Using the data below, copy every line that contains the word "this".

Collected data entries:
---

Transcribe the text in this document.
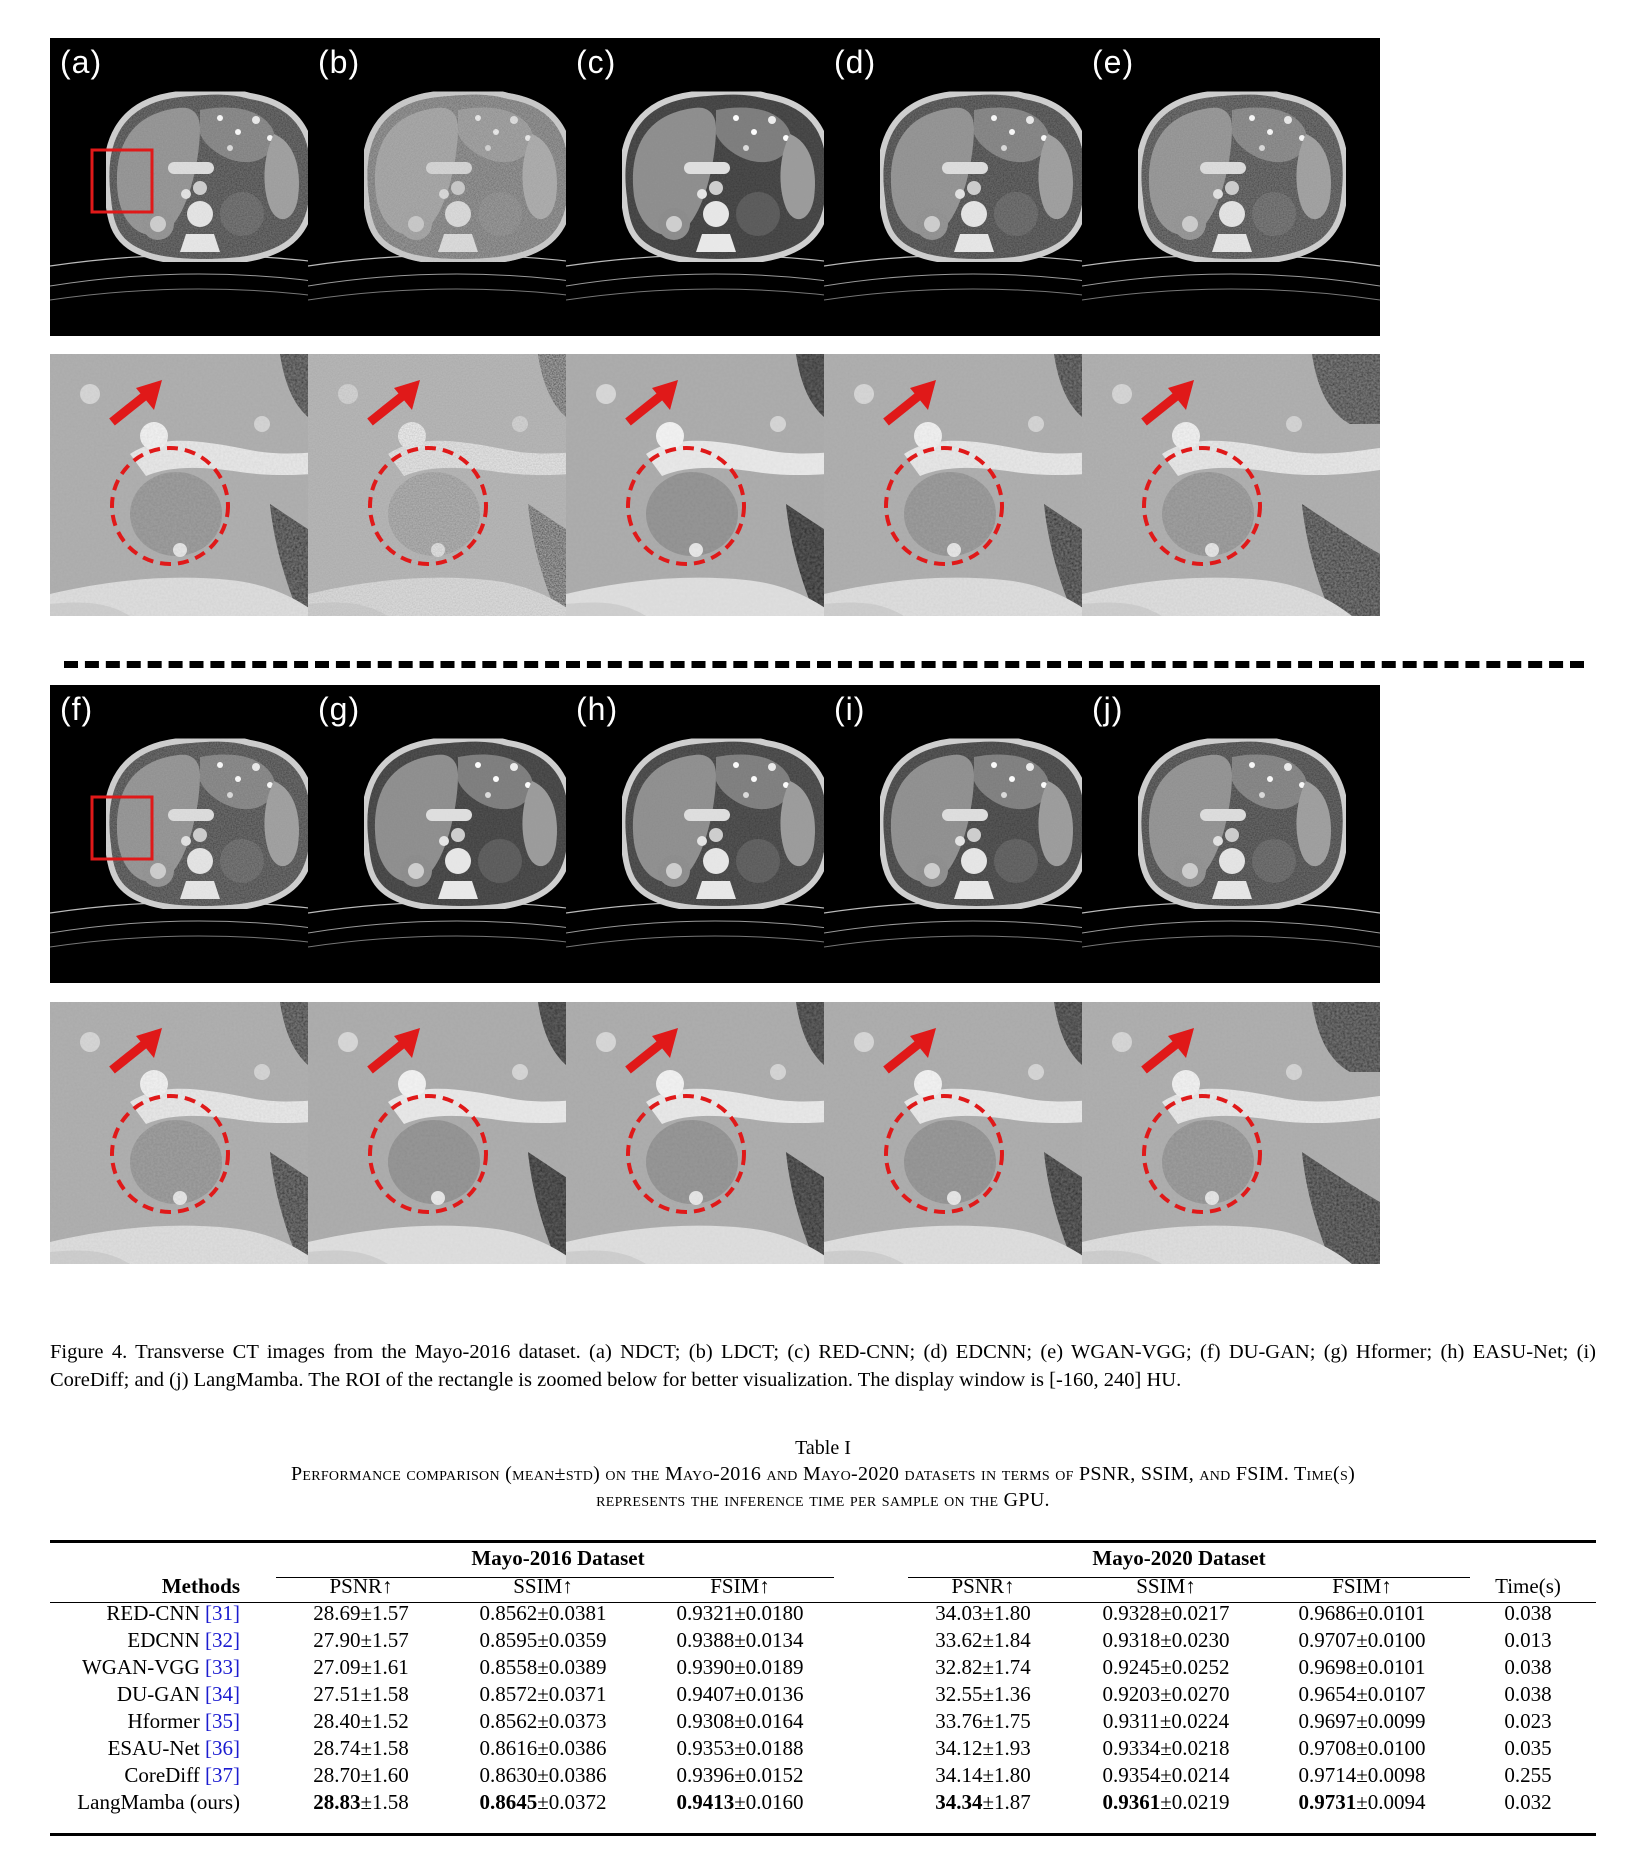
(a)	(b)	(c)	(d)	(e)
(f)	(g)	(h)	(i)	(j)
Figure 4. Transverse CT images from the Mayo-2016 dataset. (a) NDCT; (b) LDCT; (c) RED-CNN; (d) EDCNN; (e) WGAN-VGG; (f) DU-GAN; (g) Hformer; (h) EASU-Net; (i) CoreDiff; and (j) LangMamba. The ROI of the rectangle is zoomed below for better visualization. The display window is [-160, 240] HU.
Table I
Performance comparison (mean±std) on the Mayo-2016 and Mayo-2020 datasets in terms of PSNR, SSIM, and FSIM. Time(s)
represents the inference time per sample on the GPU.
	Mayo-2016 Dataset				Mayo-2020 Dataset			
Methods	PSNR↑	SSIM↑	FSIM↑		PSNR↑	SSIM↑	FSIM↑	Time(s)
RED-CNN [31]	28.69±1.57	0.8562±0.0381	0.9321±0.0180		34.03±1.80	0.9328±0.0217	0.9686±0.0101	0.038
EDCNN [32]	27.90±1.57	0.8595±0.0359	0.9388±0.0134		33.62±1.84	0.9318±0.0230	0.9707±0.0100	0.013
WGAN-VGG [33]	27.09±1.61	0.8558±0.0389	0.9390±0.0189		32.82±1.74	0.9245±0.0252	0.9698±0.0101	0.038
DU-GAN [34]	27.51±1.58	0.8572±0.0371	0.9407±0.0136		32.55±1.36	0.9203±0.0270	0.9654±0.0107	0.038
Hformer [35]	28.40±1.52	0.8562±0.0373	0.9308±0.0164		33.76±1.75	0.9311±0.0224	0.9697±0.0099	0.023
ESAU-Net [36]	28.74±1.58	0.8616±0.0386	0.9353±0.0188		34.12±1.93	0.9334±0.0218	0.9708±0.0100	0.035
CoreDiff [37]	28.70±1.60	0.8630±0.0386	0.9396±0.0152		34.14±1.80	0.9354±0.0214	0.9714±0.0098	0.255
LangMamba (ours)	28.83±1.58	0.8645±0.0372	0.9413±0.0160		34.34±1.87	0.9361±0.0219	0.9731±0.0094	0.032
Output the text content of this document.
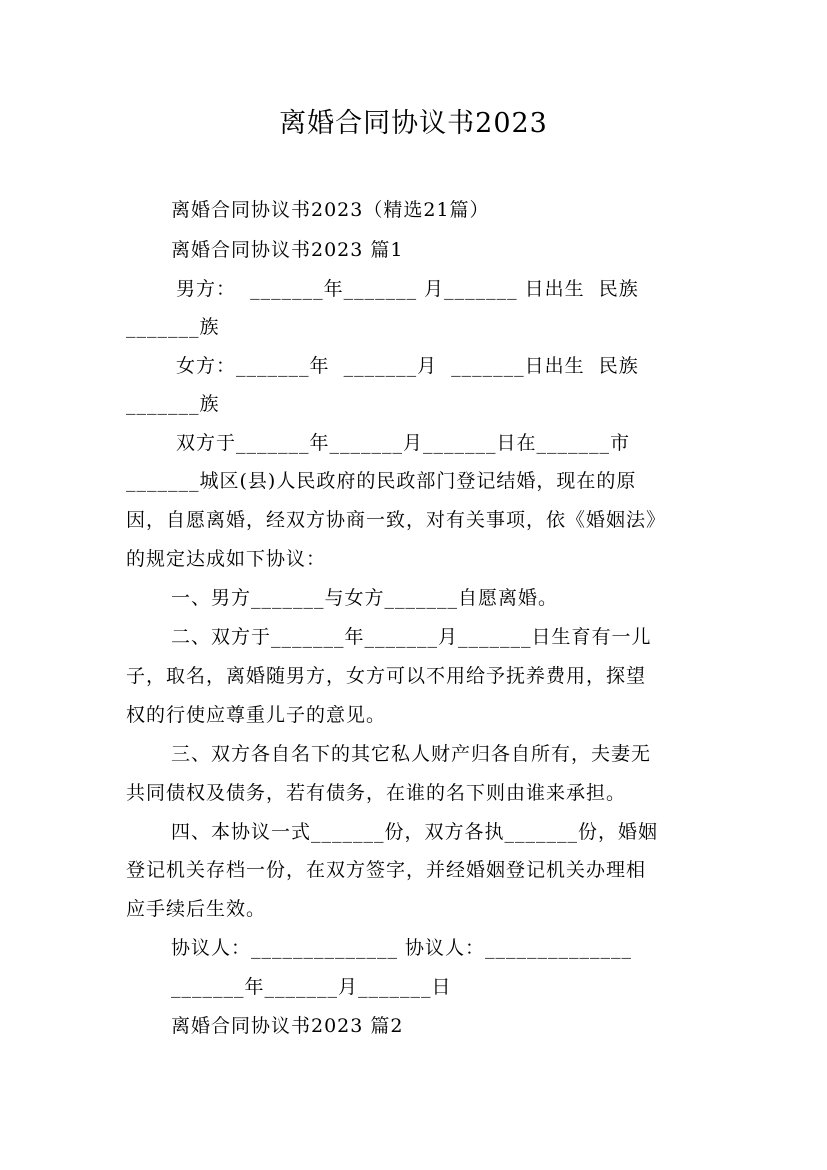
离婚合同协议书2023
离婚合同协议书2023（精选21篇）
离婚合同协议书2023 篇1
男方：  _______年_______ 月_______ 日出生  民族
_______族
女方：_______年  _______月  _______日出生  民族
_______族
双方于_______年_______月_______日在_______市
_______城区(县)人民政府的民政部门登记结婚，现在的原
因，自愿离婚，经双方协商一致，对有关事项，依《婚姻法》
的规定达成如下协议：
一、男方_______与女方_______自愿离婚。
二、双方于_______年_______月_______日生育有一儿
子，取名，离婚随男方，女方可以不用给予抚养费用，探望
权的行使应尊重儿子的意见。
三、双方各自名下的其它私人财产归各自所有，夫妻无
共同债权及债务，若有债务，在谁的名下则由谁来承担。
四、本协议一式_______份，双方各执_______份，婚姻
登记机关存档一份，在双方签字，并经婚姻登记机关办理相
应手续后生效。
协议人：______________ 协议人：______________
_______年_______月_______日
离婚合同协议书2023 篇2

---

**Exercise response**
Transcribe the text in this document.
Output the text content of this document.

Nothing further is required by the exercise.